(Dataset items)
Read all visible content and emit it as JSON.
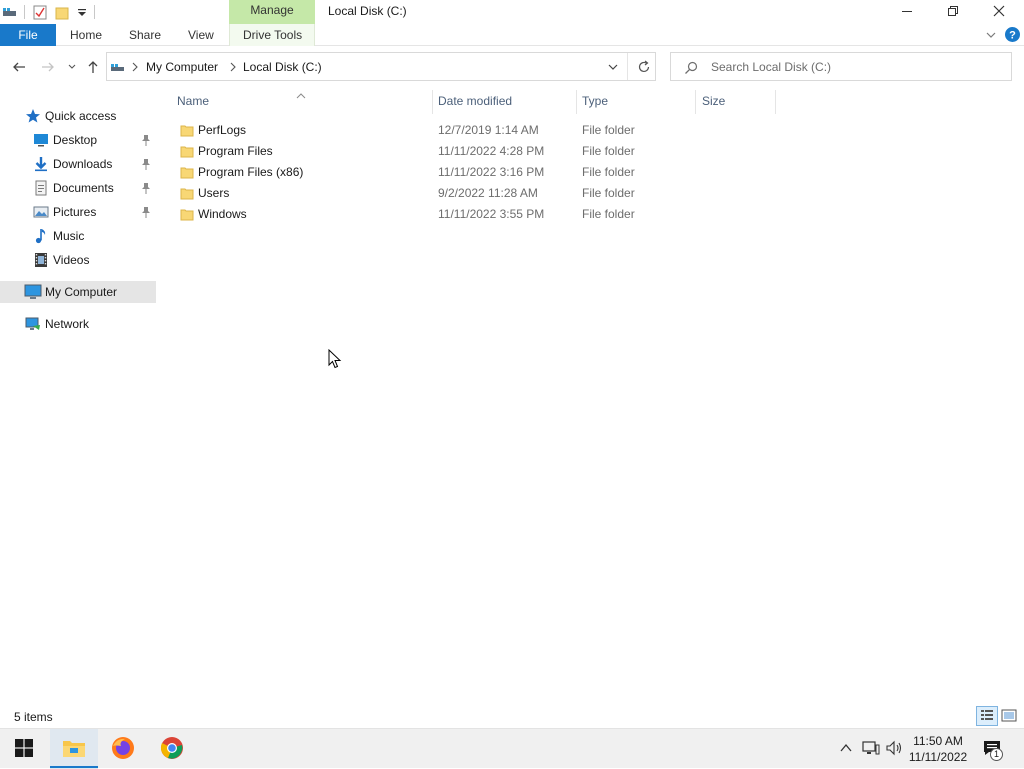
{
  "window": {
    "title": "Local Disk (C:)",
    "contextual_tab": "Manage"
  },
  "ribbon": {
    "tabs": [
      "File",
      "Home",
      "Share",
      "View",
      "Drive Tools"
    ]
  },
  "address": {
    "crumbs": [
      "My Computer",
      "Local Disk (C:)"
    ]
  },
  "search": {
    "placeholder": "Search Local Disk (C:)"
  },
  "sidebar": {
    "quick_access": "Quick access",
    "items": [
      {
        "label": "Desktop",
        "icon": "desktop-icon",
        "pinned": true
      },
      {
        "label": "Downloads",
        "icon": "downloads-icon",
        "pinned": true
      },
      {
        "label": "Documents",
        "icon": "documents-icon",
        "pinned": true
      },
      {
        "label": "Pictures",
        "icon": "pictures-icon",
        "pinned": true
      },
      {
        "label": "Music",
        "icon": "music-icon",
        "pinned": false
      },
      {
        "label": "Videos",
        "icon": "videos-icon",
        "pinned": false
      }
    ],
    "my_computer": "My Computer",
    "network": "Network"
  },
  "columns": {
    "name": "Name",
    "date": "Date modified",
    "type": "Type",
    "size": "Size"
  },
  "files": [
    {
      "name": "PerfLogs",
      "date": "12/7/2019 1:14 AM",
      "type": "File folder"
    },
    {
      "name": "Program Files",
      "date": "11/11/2022 4:28 PM",
      "type": "File folder"
    },
    {
      "name": "Program Files (x86)",
      "date": "11/11/2022 3:16 PM",
      "type": "File folder"
    },
    {
      "name": "Users",
      "date": "9/2/2022 11:28 AM",
      "type": "File folder"
    },
    {
      "name": "Windows",
      "date": "11/11/2022 3:55 PM",
      "type": "File folder"
    }
  ],
  "status": {
    "count": "5 items"
  },
  "taskbar": {
    "time": "11:50 AM",
    "date": "11/11/2022",
    "notification_count": "1"
  },
  "colors": {
    "file_tab": "#1979ca",
    "manage_tab": "#c5e8a8",
    "folder": "#f8d775",
    "selection": "#e5e5e5"
  }
}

Your goal: Transcribe every record above exactly as written, leaving out any pictures.

Exercise solution:
Read all visible content and emit it as JSON.
{
  "window": {
    "title": "Local Disk (C:)",
    "contextual_tab": "Manage"
  },
  "ribbon": {
    "tabs": [
      "File",
      "Home",
      "Share",
      "View",
      "Drive Tools"
    ]
  },
  "address": {
    "crumbs": [
      "My Computer",
      "Local Disk (C:)"
    ]
  },
  "search": {
    "placeholder": "Search Local Disk (C:)"
  },
  "sidebar": {
    "quick_access": "Quick access",
    "items": [
      {
        "label": "Desktop",
        "icon": "desktop-icon",
        "pinned": true
      },
      {
        "label": "Downloads",
        "icon": "downloads-icon",
        "pinned": true
      },
      {
        "label": "Documents",
        "icon": "documents-icon",
        "pinned": true
      },
      {
        "label": "Pictures",
        "icon": "pictures-icon",
        "pinned": true
      },
      {
        "label": "Music",
        "icon": "music-icon",
        "pinned": false
      },
      {
        "label": "Videos",
        "icon": "videos-icon",
        "pinned": false
      }
    ],
    "my_computer": "My Computer",
    "network": "Network"
  },
  "columns": {
    "name": "Name",
    "date": "Date modified",
    "type": "Type",
    "size": "Size"
  },
  "files": [
    {
      "name": "PerfLogs",
      "date": "12/7/2019 1:14 AM",
      "type": "File folder"
    },
    {
      "name": "Program Files",
      "date": "11/11/2022 4:28 PM",
      "type": "File folder"
    },
    {
      "name": "Program Files (x86)",
      "date": "11/11/2022 3:16 PM",
      "type": "File folder"
    },
    {
      "name": "Users",
      "date": "9/2/2022 11:28 AM",
      "type": "File folder"
    },
    {
      "name": "Windows",
      "date": "11/11/2022 3:55 PM",
      "type": "File folder"
    }
  ],
  "status": {
    "count": "5 items"
  },
  "taskbar": {
    "time": "11:50 AM",
    "date": "11/11/2022",
    "notification_count": "1"
  },
  "colors": {
    "file_tab": "#1979ca",
    "manage_tab": "#c5e8a8",
    "folder": "#f8d775",
    "selection": "#e5e5e5"
  }
}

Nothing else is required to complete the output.